(TEXTE CITÉ)
# # # #

B. UN DÉBAT TROP SOUVENT MANICHÉEN

En octobre 2009, la Cour des comptes résumait le sentiment de bien des acteurs et observateurs de la décentralisation en écrivant : « Le but initial, certainement trop rationnel, de distribuer les compétences selon un schéma de constitution de blocs homogènes, nettement distincts pour chaque échelon territorial, évitant imbrication et concurrence, clair pour l'élu et le citoyen, n'a pas été atteint ».

De ce constat, largement partagé, sont nées deux analyses opposées :

- pour les uns, les faits sont là, impitoyables dans leur sévérité : la logique des blocs de compétences n'a pas fonctionné parce qu'elle ne pouvait pas fonctionner ;

- pour les autres, elle a été tuée dans l'oeuf par une clause générale devenue le trop fertile terreau de la jungle des interventions locales.

Deux condamnations pour (au pire) un seul coupable, « Le glaive et la balance » version droit des collectivités territoriales et, au final, des jugements probablement trop tranchés.

1. Le jugement tronqué sur l'échec de la logique des blocs de compétences
a) Une logique qui n'a pas été définie

La logique des blocs de compétences peut se traduire, on l'a vu, par diverses variantes qui, sur le terrain, ne produiront pas, c'est le moins que l'on puisse dire, les mêmes effets. Il est par exemple évident que, selon que l'on opte pour une spécialisation exclusive ou non exclusive des collectivités territoriales, une compétence sera exercée dans des conditions fondamentalement différentes.

Or, s'il s'est toujours prononcé clairement pour une répartition par blocs, le législateur n'a jamais officiellement choisi parmi les formes qu'elle pouvait prendre : compétences exclusives, non exclusives, partagées... Faute de choix clair, la logique des blocs ne pouvait avoir d'objectifs clairs et tout jugement porté sur elle ne peut qu'être, au mieux, réservé : « il n'y a pas de vent favorable pour celui qui ne sait pas où il va », écrivait Sénèque.

La réussite d'une politique s'apprécie à la lumière de ses objectifs ; pour conclure à l'échec de la logique des blocs, il aurait fallu lui en avoir assignés.

# # # #

Enregistrements d'annotations spatiales
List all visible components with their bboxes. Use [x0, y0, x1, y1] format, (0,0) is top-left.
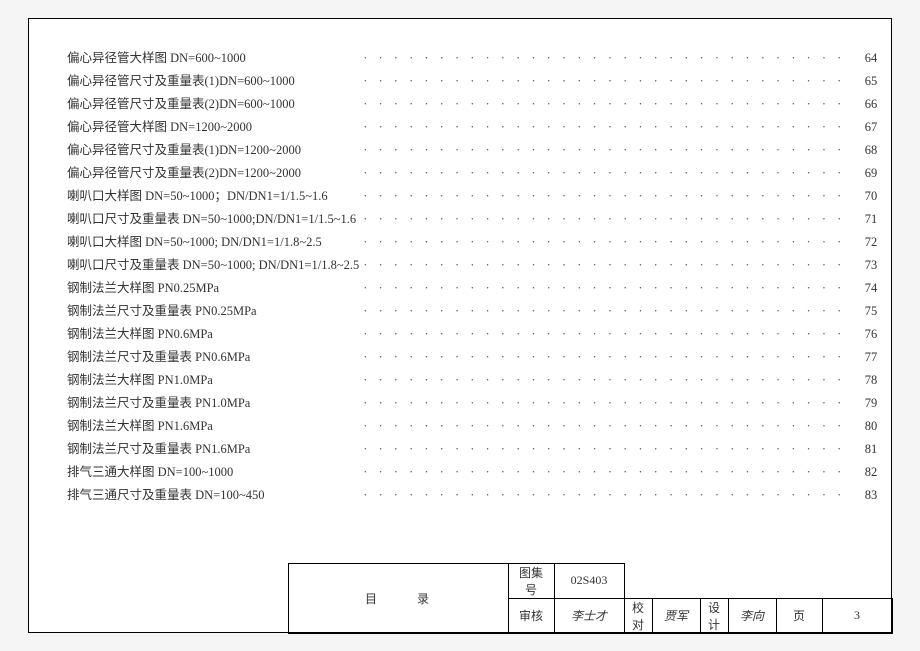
toc-row: 排气三通大样图 DN=100~1000· · · · · · · · · · ·… [67, 461, 877, 484]
toc-entry-title: 偏心异径管大样图 DN=600~1000 [67, 47, 246, 66]
toc-entry-page: 70 [849, 189, 877, 204]
toc-row: 喇叭口尺寸及重量表 DN=50~1000;DN/DN1=1/1.5~1.6· ·… [67, 208, 877, 231]
toc-entry-title: 偏心异径管大样图 DN=1200~2000 [67, 116, 252, 135]
toc-entry-title: 喇叭口尺寸及重量表 DN=50~1000; DN/DN1=1/1.8~2.5 [67, 254, 359, 273]
toc-columns: 偏心异径管大样图 DN=600~1000· · · · · · · · · · … [67, 47, 853, 537]
toc-leader-dots: · · · · · · · · · · · · · · · · · · · · … [295, 97, 850, 112]
toc-entry-title: 钢制法兰大样图 PN1.0MPa [67, 369, 213, 388]
toc-entry-title: 钢制法兰大样图 PN0.6MPa [67, 323, 213, 342]
toc-entry-page: 77 [849, 350, 877, 365]
toc-entry-title: 排气三通尺寸及重量表 DN=100~450 [67, 484, 265, 503]
toc-entry-page: 78 [849, 373, 877, 388]
toc-leader-dots: · · · · · · · · · · · · · · · · · · · · … [252, 120, 849, 135]
toc-entry-title: 喇叭口大样图 DN=50~1000; DN/DN1=1/1.8~2.5 [67, 231, 322, 250]
toc-row: 偏心异径管尺寸及重量表(2)DN=1200~2000· · · · · · · … [67, 162, 877, 185]
toc-entry-page: 66 [849, 97, 877, 112]
toc-row: 钢制法兰大样图 PN1.6MPa· · · · · · · · · · · · … [67, 415, 877, 438]
toc-entry-page: 64 [849, 51, 877, 66]
toc-leader-dots: · · · · · · · · · · · · · · · · · · · · … [328, 189, 850, 204]
toc-entry-page: 67 [849, 120, 877, 135]
toc-row: 排气三通尺寸及重量表 DN=100~450· · · · · · · · · ·… [67, 484, 877, 507]
toc-row: 钢制法兰尺寸及重量表 PN0.25MPa· · · · · · · · · · … [67, 300, 877, 323]
toc-leader-dots: · · · · · · · · · · · · · · · · · · · · … [213, 419, 849, 434]
toc-entry-page: 69 [849, 166, 877, 181]
title-block-title: 目 录 [288, 563, 508, 633]
toc-entry-page: 76 [849, 327, 877, 342]
toc-row: 钢制法兰大样图 PN0.25MPa· · · · · · · · · · · ·… [67, 277, 877, 300]
toc-entry-page: 81 [849, 442, 877, 457]
toc-leader-dots: · · · · · · · · · · · · · · · · · · · · … [213, 327, 849, 342]
toc-leader-dots: · · · · · · · · · · · · · · · · · · · · … [213, 373, 849, 388]
toc-row: 喇叭口大样图 DN=50~1000；DN/DN1=1/1.5~1.6· · · … [67, 185, 877, 208]
toc-leader-dots: · · · · · · · · · · · · · · · · · · · · … [250, 442, 849, 457]
toc-entry-title: 钢制法兰大样图 PN1.6MPa [67, 415, 213, 434]
toc-row: 喇叭口大样图 DN=50~1000; DN/DN1=1/1.8~2.5· · ·… [67, 231, 877, 254]
toc-entry-title: 偏心异径管尺寸及重量表(1)DN=600~1000 [67, 70, 295, 89]
toc-leader-dots: · · · · · · · · · · · · · · · · · · · · … [356, 212, 849, 227]
toc-row: 钢制法兰尺寸及重量表 PN0.6MPa· · · · · · · · · · ·… [67, 346, 877, 369]
toc-row: 钢制法兰尺寸及重量表 PN1.0MPa· · · · · · · · · · ·… [67, 392, 877, 415]
toc-entry-page: 80 [849, 419, 877, 434]
toc-leader-dots: · · · · · · · · · · · · · · · · · · · · … [219, 281, 849, 296]
toc-row: 钢制法兰大样图 PN1.0MPa· · · · · · · · · · · · … [67, 369, 877, 392]
toc-entry-page: 83 [849, 488, 877, 503]
toc-entry-page: 68 [849, 143, 877, 158]
toc-leader-dots: · · · · · · · · · · · · · · · · · · · · … [246, 51, 850, 66]
toc-row: 偏心异径管尺寸及重量表(1)DN=1200~2000· · · · · · · … [67, 139, 877, 162]
toc-column-left: 偏心异径管大样图 DN=600~1000· · · · · · · · · · … [67, 47, 877, 537]
value-pageno: 3 [822, 598, 892, 633]
toc-entry-page: 72 [849, 235, 877, 250]
label-shenhe: 审核 [508, 598, 554, 633]
toc-entry-page: 79 [849, 396, 877, 411]
toc-entry-title: 钢制法兰大样图 PN0.25MPa [67, 277, 219, 296]
toc-row: 偏心异径管尺寸及重量表(2)DN=600~1000· · · · · · · ·… [67, 93, 877, 116]
toc-leader-dots: · · · · · · · · · · · · · · · · · · · · … [257, 304, 850, 319]
toc-entry-title: 钢制法兰尺寸及重量表 PN0.25MPa [67, 300, 257, 319]
toc-entry-page: 65 [849, 74, 877, 89]
toc-entry-page: 71 [849, 212, 877, 227]
toc-leader-dots: · · · · · · · · · · · · · · · · · · · · … [250, 396, 849, 411]
toc-entry-page: 82 [849, 465, 877, 480]
toc-row: 偏心异径管尺寸及重量表(1)DN=600~1000· · · · · · · ·… [67, 70, 877, 93]
label-jiaodui: 校对 [624, 598, 652, 633]
toc-entry-title: 偏心异径管尺寸及重量表(1)DN=1200~2000 [67, 139, 301, 158]
toc-leader-dots: · · · · · · · · · · · · · · · · · · · · … [250, 350, 849, 365]
sig-shenhe: 李士才 [554, 598, 624, 633]
label-page: 页 [776, 598, 822, 633]
toc-entry-title: 钢制法兰尺寸及重量表 PN1.6MPa [67, 438, 250, 457]
toc-leader-dots: · · · · · · · · · · · · · · · · · · · · … [295, 74, 850, 89]
toc-row: 偏心异径管大样图 DN=600~1000· · · · · · · · · · … [67, 47, 877, 70]
toc-leader-dots: · · · · · · · · · · · · · · · · · · · · … [301, 166, 849, 181]
toc-leader-dots: · · · · · · · · · · · · · · · · · · · · … [301, 143, 849, 158]
toc-entry-title: 排气三通大样图 DN=100~1000 [67, 461, 233, 480]
toc-leader-dots: · · · · · · · · · · · · · · · · · · · · … [359, 258, 849, 273]
toc-row: 钢制法兰大样图 PN0.6MPa· · · · · · · · · · · · … [67, 323, 877, 346]
toc-entry-title: 喇叭口大样图 DN=50~1000；DN/DN1=1/1.5~1.6 [67, 185, 328, 204]
sig-sheji: 李向 [728, 598, 776, 633]
title-block: 目 录 图集号 02S403 审核李士才校对贾军设计李向页3 [288, 563, 893, 634]
page-frame: 偏心异径管大样图 DN=600~1000· · · · · · · · · · … [28, 18, 892, 633]
toc-row: 钢制法兰尺寸及重量表 PN1.6MPa· · · · · · · · · · ·… [67, 438, 877, 461]
toc-row: 偏心异径管大样图 DN=1200~2000· · · · · · · · · ·… [67, 116, 877, 139]
toc-entry-title: 钢制法兰尺寸及重量表 PN1.0MPa [67, 392, 250, 411]
label-setno: 图集号 [508, 563, 554, 598]
toc-entry-title: 偏心异径管尺寸及重量表(2)DN=1200~2000 [67, 162, 301, 181]
toc-entry-page: 73 [849, 258, 877, 273]
label-sheji: 设计 [700, 598, 728, 633]
toc-leader-dots: · · · · · · · · · · · · · · · · · · · · … [322, 235, 850, 250]
toc-entry-title: 钢制法兰尺寸及重量表 PN0.6MPa [67, 346, 250, 365]
toc-row: 喇叭口尺寸及重量表 DN=50~1000; DN/DN1=1/1.8~2.5· … [67, 254, 877, 277]
toc-leader-dots: · · · · · · · · · · · · · · · · · · · · … [265, 488, 850, 503]
toc-entry-page: 75 [849, 304, 877, 319]
toc-entry-title: 喇叭口尺寸及重量表 DN=50~1000;DN/DN1=1/1.5~1.6 [67, 208, 356, 227]
toc-entry-title: 偏心异径管尺寸及重量表(2)DN=600~1000 [67, 93, 295, 112]
toc-leader-dots: · · · · · · · · · · · · · · · · · · · · … [233, 465, 849, 480]
toc-entry-page: 74 [849, 281, 877, 296]
sig-jiaodui: 贾军 [652, 598, 700, 633]
value-setno: 02S403 [554, 563, 624, 598]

# # # #

(DÉFI) D'après le texte cité, à quelle date la Cour des comptes a-t-elle formulé le constat selon lequel le but initial de distribuer les compétences par blocs homogènes n'a pas été atteint ?

(RÉPONSE ATTENDUE) En octobre 2009.